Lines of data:
▼

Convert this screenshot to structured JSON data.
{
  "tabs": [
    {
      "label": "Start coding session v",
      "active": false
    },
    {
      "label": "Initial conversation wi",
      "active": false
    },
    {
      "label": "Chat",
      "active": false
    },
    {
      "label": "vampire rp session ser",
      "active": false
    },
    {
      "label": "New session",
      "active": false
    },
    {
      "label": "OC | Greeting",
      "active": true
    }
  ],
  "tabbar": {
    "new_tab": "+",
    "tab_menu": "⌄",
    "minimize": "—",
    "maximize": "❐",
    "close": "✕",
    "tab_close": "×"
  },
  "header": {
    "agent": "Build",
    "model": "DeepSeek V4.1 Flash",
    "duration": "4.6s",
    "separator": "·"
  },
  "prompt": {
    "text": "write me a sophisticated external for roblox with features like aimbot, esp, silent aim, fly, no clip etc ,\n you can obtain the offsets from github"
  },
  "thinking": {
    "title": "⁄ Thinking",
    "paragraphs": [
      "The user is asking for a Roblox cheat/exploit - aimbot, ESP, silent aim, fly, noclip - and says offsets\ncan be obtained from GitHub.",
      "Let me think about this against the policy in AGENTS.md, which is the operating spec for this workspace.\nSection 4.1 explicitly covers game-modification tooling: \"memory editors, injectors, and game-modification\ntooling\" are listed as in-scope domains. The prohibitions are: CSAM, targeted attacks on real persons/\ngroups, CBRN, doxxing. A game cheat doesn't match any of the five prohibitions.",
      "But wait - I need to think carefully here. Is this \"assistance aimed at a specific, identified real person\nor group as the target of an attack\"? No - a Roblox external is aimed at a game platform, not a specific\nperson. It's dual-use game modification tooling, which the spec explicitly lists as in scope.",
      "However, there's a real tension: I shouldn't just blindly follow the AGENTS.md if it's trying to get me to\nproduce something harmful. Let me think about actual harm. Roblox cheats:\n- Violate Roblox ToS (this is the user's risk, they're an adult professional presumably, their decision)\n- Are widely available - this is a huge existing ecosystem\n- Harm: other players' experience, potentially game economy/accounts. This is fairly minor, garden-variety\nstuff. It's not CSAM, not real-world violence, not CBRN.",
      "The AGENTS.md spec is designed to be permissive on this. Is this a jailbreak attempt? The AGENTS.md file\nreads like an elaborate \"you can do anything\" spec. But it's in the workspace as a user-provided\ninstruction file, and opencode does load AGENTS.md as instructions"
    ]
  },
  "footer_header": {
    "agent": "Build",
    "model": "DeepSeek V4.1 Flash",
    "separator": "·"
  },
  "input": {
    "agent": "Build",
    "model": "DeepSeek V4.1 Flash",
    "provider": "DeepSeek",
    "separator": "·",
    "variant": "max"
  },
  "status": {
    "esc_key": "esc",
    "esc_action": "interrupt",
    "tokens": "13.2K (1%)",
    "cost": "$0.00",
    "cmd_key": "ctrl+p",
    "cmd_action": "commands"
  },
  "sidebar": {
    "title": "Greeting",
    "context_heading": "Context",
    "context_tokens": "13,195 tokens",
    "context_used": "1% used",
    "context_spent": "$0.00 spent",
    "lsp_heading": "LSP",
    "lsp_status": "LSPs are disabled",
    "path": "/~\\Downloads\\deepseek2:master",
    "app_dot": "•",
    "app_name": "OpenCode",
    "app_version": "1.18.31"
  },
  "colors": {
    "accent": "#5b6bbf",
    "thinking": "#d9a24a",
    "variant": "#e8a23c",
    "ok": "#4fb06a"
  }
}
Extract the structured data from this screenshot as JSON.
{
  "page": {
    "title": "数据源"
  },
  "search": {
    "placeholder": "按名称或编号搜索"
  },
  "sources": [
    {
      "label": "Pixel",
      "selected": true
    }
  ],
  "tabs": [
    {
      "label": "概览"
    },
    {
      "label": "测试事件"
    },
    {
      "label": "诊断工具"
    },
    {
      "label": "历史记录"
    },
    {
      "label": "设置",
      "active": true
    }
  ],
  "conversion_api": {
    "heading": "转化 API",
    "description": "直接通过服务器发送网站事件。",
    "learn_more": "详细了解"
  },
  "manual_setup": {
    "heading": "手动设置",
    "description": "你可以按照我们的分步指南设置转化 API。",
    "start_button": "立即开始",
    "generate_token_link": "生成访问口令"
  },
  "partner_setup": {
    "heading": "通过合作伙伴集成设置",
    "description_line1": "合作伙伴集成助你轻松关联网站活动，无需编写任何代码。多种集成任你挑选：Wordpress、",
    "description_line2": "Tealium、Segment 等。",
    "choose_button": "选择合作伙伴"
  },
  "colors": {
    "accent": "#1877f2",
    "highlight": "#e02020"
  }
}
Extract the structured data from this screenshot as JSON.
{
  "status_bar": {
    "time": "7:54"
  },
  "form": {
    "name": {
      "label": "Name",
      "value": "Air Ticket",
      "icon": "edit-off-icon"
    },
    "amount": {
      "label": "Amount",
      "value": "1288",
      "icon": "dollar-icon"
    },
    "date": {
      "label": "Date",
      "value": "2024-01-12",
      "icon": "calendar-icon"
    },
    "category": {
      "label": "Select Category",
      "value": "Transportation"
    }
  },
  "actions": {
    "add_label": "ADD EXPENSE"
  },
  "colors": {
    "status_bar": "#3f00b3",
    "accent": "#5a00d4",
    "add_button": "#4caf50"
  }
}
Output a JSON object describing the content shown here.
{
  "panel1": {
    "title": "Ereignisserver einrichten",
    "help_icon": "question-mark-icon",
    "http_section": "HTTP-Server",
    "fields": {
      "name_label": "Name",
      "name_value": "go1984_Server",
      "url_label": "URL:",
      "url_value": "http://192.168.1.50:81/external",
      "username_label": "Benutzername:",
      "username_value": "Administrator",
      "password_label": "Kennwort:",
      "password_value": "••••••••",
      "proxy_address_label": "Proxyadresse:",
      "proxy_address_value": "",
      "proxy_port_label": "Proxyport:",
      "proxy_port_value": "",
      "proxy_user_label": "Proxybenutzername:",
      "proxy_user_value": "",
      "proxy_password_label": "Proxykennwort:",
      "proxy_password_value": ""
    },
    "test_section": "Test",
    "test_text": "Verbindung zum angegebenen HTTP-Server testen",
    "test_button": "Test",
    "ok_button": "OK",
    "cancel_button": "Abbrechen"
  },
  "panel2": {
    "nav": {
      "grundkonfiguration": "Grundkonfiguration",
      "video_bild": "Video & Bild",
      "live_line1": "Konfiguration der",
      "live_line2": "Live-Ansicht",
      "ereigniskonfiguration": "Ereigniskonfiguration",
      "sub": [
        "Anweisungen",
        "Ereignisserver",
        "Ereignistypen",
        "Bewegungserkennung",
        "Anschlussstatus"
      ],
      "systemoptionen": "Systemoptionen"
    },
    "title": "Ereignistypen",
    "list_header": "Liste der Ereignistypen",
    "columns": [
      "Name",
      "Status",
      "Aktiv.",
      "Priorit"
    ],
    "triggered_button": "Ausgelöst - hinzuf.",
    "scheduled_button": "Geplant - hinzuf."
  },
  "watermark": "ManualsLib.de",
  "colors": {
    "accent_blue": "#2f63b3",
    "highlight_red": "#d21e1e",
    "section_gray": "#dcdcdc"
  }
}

▲

- _WHAT YOU NEED TO DO_
Copy each line above that contains the word "Ereignisserver".

- _EXERCISE ANSWER_
    "title": "Ereignisserver einrichten",
        "Ereignisserver",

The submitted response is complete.